**EXERCISE**
Print the whole listing exactly.

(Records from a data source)
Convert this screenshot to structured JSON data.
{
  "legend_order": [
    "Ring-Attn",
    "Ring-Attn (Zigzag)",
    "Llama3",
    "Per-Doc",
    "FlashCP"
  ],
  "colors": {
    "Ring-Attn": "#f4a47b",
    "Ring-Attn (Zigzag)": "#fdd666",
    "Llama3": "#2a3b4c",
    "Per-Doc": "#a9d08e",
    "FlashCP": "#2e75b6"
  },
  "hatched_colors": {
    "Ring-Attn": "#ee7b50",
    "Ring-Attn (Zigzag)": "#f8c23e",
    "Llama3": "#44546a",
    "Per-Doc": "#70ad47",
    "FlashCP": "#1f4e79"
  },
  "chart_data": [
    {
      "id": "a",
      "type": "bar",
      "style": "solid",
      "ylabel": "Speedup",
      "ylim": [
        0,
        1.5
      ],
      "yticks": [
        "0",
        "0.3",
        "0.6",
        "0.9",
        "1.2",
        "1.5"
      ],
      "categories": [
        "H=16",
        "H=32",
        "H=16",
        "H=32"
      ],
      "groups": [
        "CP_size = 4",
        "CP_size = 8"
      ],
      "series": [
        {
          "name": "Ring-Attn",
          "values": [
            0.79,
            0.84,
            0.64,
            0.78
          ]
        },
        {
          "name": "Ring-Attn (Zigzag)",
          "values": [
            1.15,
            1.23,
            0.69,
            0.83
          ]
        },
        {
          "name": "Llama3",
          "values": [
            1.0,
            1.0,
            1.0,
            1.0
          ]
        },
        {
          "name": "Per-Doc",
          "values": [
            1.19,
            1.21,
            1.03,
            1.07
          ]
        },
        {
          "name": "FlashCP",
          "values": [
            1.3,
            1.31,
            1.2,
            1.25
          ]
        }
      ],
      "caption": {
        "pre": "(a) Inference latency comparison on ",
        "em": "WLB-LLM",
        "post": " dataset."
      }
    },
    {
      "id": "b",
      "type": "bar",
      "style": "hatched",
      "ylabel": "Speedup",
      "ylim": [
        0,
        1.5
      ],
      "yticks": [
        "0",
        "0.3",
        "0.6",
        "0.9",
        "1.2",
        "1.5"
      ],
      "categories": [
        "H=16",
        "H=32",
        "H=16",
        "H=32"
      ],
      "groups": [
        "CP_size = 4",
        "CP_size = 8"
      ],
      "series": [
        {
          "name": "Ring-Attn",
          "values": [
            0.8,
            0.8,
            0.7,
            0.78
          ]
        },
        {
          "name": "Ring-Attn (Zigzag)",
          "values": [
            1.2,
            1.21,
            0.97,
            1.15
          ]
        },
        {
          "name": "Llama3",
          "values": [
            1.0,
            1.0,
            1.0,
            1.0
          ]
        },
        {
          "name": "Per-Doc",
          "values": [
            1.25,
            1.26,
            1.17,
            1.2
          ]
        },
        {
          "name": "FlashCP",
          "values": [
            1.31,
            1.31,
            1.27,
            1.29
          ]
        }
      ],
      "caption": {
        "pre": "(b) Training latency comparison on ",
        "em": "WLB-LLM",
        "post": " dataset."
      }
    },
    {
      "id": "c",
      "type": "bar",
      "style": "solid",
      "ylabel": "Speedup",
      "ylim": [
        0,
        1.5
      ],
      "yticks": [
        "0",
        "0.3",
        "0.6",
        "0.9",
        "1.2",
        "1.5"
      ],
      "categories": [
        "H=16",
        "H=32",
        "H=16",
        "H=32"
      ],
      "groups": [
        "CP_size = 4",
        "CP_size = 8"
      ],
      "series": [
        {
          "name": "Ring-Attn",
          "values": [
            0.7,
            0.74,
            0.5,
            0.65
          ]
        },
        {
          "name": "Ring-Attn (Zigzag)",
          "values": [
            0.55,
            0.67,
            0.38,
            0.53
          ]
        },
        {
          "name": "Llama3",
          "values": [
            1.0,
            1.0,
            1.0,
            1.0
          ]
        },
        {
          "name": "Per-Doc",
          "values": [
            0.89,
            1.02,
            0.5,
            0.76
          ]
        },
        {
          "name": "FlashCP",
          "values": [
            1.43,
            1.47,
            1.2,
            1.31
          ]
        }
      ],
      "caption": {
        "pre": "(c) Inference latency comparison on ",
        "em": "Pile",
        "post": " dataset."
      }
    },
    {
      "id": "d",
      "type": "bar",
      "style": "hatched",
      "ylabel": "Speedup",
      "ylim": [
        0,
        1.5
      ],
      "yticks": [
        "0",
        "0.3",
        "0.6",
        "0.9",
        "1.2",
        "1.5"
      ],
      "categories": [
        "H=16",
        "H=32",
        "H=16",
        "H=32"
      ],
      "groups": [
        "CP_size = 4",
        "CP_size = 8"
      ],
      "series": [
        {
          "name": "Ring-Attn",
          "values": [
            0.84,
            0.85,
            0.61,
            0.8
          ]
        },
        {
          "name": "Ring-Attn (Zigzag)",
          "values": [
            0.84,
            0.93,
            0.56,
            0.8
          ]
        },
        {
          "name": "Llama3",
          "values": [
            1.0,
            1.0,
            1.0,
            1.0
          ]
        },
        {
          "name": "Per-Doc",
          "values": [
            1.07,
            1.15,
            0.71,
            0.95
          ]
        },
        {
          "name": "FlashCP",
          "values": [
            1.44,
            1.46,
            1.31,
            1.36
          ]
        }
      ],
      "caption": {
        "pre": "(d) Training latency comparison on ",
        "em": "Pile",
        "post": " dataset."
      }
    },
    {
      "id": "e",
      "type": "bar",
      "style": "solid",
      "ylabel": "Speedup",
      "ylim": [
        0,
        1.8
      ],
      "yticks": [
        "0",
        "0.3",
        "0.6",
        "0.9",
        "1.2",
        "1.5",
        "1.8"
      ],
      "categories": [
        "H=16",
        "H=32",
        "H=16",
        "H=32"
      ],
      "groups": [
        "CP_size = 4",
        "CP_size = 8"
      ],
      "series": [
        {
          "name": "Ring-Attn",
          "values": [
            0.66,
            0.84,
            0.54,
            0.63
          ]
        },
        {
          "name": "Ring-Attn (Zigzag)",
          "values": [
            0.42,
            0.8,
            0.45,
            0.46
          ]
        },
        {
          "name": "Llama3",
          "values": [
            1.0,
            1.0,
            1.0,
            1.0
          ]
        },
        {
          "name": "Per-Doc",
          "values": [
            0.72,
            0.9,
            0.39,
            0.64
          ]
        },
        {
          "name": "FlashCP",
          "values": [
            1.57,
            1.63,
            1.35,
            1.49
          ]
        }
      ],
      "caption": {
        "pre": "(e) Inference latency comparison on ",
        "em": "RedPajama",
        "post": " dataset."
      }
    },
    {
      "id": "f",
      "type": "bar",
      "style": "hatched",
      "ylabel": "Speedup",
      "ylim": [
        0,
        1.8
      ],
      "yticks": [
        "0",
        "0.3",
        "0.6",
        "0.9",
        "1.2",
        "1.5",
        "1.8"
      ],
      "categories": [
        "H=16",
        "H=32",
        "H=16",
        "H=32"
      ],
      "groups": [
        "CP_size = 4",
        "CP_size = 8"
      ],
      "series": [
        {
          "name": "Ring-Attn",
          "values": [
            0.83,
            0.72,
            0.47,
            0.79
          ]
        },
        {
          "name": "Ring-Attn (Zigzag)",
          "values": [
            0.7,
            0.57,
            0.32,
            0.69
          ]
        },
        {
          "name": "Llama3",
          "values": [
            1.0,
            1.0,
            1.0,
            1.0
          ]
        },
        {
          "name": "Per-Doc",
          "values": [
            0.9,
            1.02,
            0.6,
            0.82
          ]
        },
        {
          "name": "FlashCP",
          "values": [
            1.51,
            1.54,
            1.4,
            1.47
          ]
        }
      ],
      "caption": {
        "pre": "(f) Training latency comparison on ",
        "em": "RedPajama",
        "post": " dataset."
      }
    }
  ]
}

**OUTPUT OF THE TASK**
Convert this screenshot to structured JSON data.
{
  "legend_order": [
    "Ring-Attn",
    "Ring-Attn (Zigzag)",
    "Llama3",
    "Per-Doc",
    "FlashCP"
  ],
  "colors": {
    "Ring-Attn": "#f4a47b",
    "Ring-Attn (Zigzag)": "#fdd666",
    "Llama3": "#2a3b4c",
    "Per-Doc": "#a9d08e",
    "FlashCP": "#2e75b6"
  },
  "hatched_colors": {
    "Ring-Attn": "#ee7b50",
    "Ring-Attn (Zigzag)": "#f8c23e",
    "Llama3": "#44546a",
    "Per-Doc": "#70ad47",
    "FlashCP": "#1f4e79"
  },
  "chart_data": [
    {
      "id": "a",
      "type": "bar",
      "style": "solid",
      "ylabel": "Speedup",
      "ylim": [
        0,
        1.5
      ],
      "yticks": [
        "0",
        "0.3",
        "0.6",
        "0.9",
        "1.2",
        "1.5"
      ],
      "categories": [
        "H=16",
        "H=32",
        "H=16",
        "H=32"
      ],
      "groups": [
        "CP_size = 4",
        "CP_size = 8"
      ],
      "series": [
        {
          "name": "Ring-Attn",
          "values": [
            0.79,
            0.84,
            0.64,
            0.78
          ]
        },
        {
          "name": "Ring-Attn (Zigzag)",
          "values": [
            1.15,
            1.23,
            0.69,
            0.83
          ]
        },
        {
          "name": "Llama3",
          "values": [
            1.0,
            1.0,
            1.0,
            1.0
          ]
        },
        {
          "name": "Per-Doc",
          "values": [
            1.19,
            1.21,
            1.03,
            1.07
          ]
        },
        {
          "name": "FlashCP",
          "values": [
            1.3,
            1.31,
            1.2,
            1.25
          ]
        }
      ],
      "caption": {
        "pre": "(a) Inference latency comparison on ",
        "em": "WLB-LLM",
        "post": " dataset."
      }
    },
    {
      "id": "b",
      "type": "bar",
      "style": "hatched",
      "ylabel": "Speedup",
      "ylim": [
        0,
        1.5
      ],
      "yticks": [
        "0",
        "0.3",
        "0.6",
        "0.9",
        "1.2",
        "1.5"
      ],
      "categories": [
        "H=16",
        "H=32",
        "H=16",
        "H=32"
      ],
      "groups": [
        "CP_size = 4",
        "CP_size = 8"
      ],
      "series": [
        {
          "name": "Ring-Attn",
          "values": [
            0.8,
            0.8,
            0.7,
            0.78
          ]
        },
        {
          "name": "Ring-Attn (Zigzag)",
          "values": [
            1.2,
            1.21,
            0.97,
            1.15
          ]
        },
        {
          "name": "Llama3",
          "values": [
            1.0,
            1.0,
            1.0,
            1.0
          ]
        },
        {
          "name": "Per-Doc",
          "values": [
            1.25,
            1.26,
            1.17,
            1.2
          ]
        },
        {
          "name": "FlashCP",
          "values": [
            1.31,
            1.31,
            1.27,
            1.29
          ]
        }
      ],
      "caption": {
        "pre": "(b) Training latency comparison on ",
        "em": "WLB-LLM",
        "post": " dataset."
      }
    },
    {
      "id": "c",
      "type": "bar",
      "style": "solid",
      "ylabel": "Speedup",
      "ylim": [
        0,
        1.5
      ],
      "yticks": [
        "0",
        "0.3",
        "0.6",
        "0.9",
        "1.2",
        "1.5"
      ],
      "categories": [
        "H=16",
        "H=32",
        "H=16",
        "H=32"
      ],
      "groups": [
        "CP_size = 4",
        "CP_size = 8"
      ],
      "series": [
        {
          "name": "Ring-Attn",
          "values": [
            0.7,
            0.74,
            0.5,
            0.65
          ]
        },
        {
          "name": "Ring-Attn (Zigzag)",
          "values": [
            0.55,
            0.67,
            0.38,
            0.53
          ]
        },
        {
          "name": "Llama3",
          "values": [
            1.0,
            1.0,
            1.0,
            1.0
          ]
        },
        {
          "name": "Per-Doc",
          "values": [
            0.89,
            1.02,
            0.5,
            0.76
          ]
        },
        {
          "name": "FlashCP",
          "values": [
            1.43,
            1.47,
            1.2,
            1.31
          ]
        }
      ],
      "caption": {
        "pre": "(c) Inference latency comparison on ",
        "em": "Pile",
        "post": " dataset."
      }
    },
    {
      "id": "d",
      "type": "bar",
      "style": "hatched",
      "ylabel": "Speedup",
      "ylim": [
        0,
        1.5
      ],
      "yticks": [
        "0",
        "0.3",
        "0.6",
        "0.9",
        "1.2",
        "1.5"
      ],
      "categories": [
        "H=16",
        "H=32",
        "H=16",
        "H=32"
      ],
      "groups": [
        "CP_size = 4",
        "CP_size = 8"
      ],
      "series": [
        {
          "name": "Ring-Attn",
          "values": [
            0.84,
            0.85,
            0.61,
            0.8
          ]
        },
        {
          "name": "Ring-Attn (Zigzag)",
          "values": [
            0.84,
            0.93,
            0.56,
            0.8
          ]
        },
        {
          "name": "Llama3",
          "values": [
            1.0,
            1.0,
            1.0,
            1.0
          ]
        },
        {
          "name": "Per-Doc",
          "values": [
            1.07,
            1.15,
            0.71,
            0.95
          ]
        },
        {
          "name": "FlashCP",
          "values": [
            1.44,
            1.46,
            1.31,
            1.36
          ]
        }
      ],
      "caption": {
        "pre": "(d) Training latency comparison on ",
        "em": "Pile",
        "post": " dataset."
      }
    },
    {
      "id": "e",
      "type": "bar",
      "style": "solid",
      "ylabel": "Speedup",
      "ylim": [
        0,
        1.8
      ],
      "yticks": [
        "0",
        "0.3",
        "0.6",
        "0.9",
        "1.2",
        "1.5",
        "1.8"
      ],
      "categories": [
        "H=16",
        "H=32",
        "H=16",
        "H=32"
      ],
      "groups": [
        "CP_size = 4",
        "CP_size = 8"
      ],
      "series": [
        {
          "name": "Ring-Attn",
          "values": [
            0.66,
            0.84,
            0.54,
            0.63
          ]
        },
        {
          "name": "Ring-Attn (Zigzag)",
          "values": [
            0.42,
            0.8,
            0.45,
            0.46
          ]
        },
        {
          "name": "Llama3",
          "values": [
            1.0,
            1.0,
            1.0,
            1.0
          ]
        },
        {
          "name": "Per-Doc",
          "values": [
            0.72,
            0.9,
            0.39,
            0.64
          ]
        },
        {
          "name": "FlashCP",
          "values": [
            1.57,
            1.63,
            1.35,
            1.49
          ]
        }
      ],
      "caption": {
        "pre": "(e) Inference latency comparison on ",
        "em": "RedPajama",
        "post": " dataset."
      }
    },
    {
      "id": "f",
      "type": "bar",
      "style": "hatched",
      "ylabel": "Speedup",
      "ylim": [
        0,
        1.8
      ],
      "yticks": [
        "0",
        "0.3",
        "0.6",
        "0.9",
        "1.2",
        "1.5",
        "1.8"
      ],
      "categories": [
        "H=16",
        "H=32",
        "H=16",
        "H=32"
      ],
      "groups": [
        "CP_size = 4",
        "CP_size = 8"
      ],
      "series": [
        {
          "name": "Ring-Attn",
          "values": [
            0.83,
            0.72,
            0.47,
            0.79
          ]
        },
        {
          "name": "Ring-Attn (Zigzag)",
          "values": [
            0.7,
            0.57,
            0.32,
            0.69
          ]
        },
        {
          "name": "Llama3",
          "values": [
            1.0,
            1.0,
            1.0,
            1.0
          ]
        },
        {
          "name": "Per-Doc",
          "values": [
            0.9,
            1.02,
            0.6,
            0.82
          ]
        },
        {
          "name": "FlashCP",
          "values": [
            1.51,
            1.54,
            1.4,
            1.47
          ]
        }
      ],
      "caption": {
        "pre": "(f) Training latency comparison on ",
        "em": "RedPajama",
        "post": " dataset."
      }
    }
  ]
}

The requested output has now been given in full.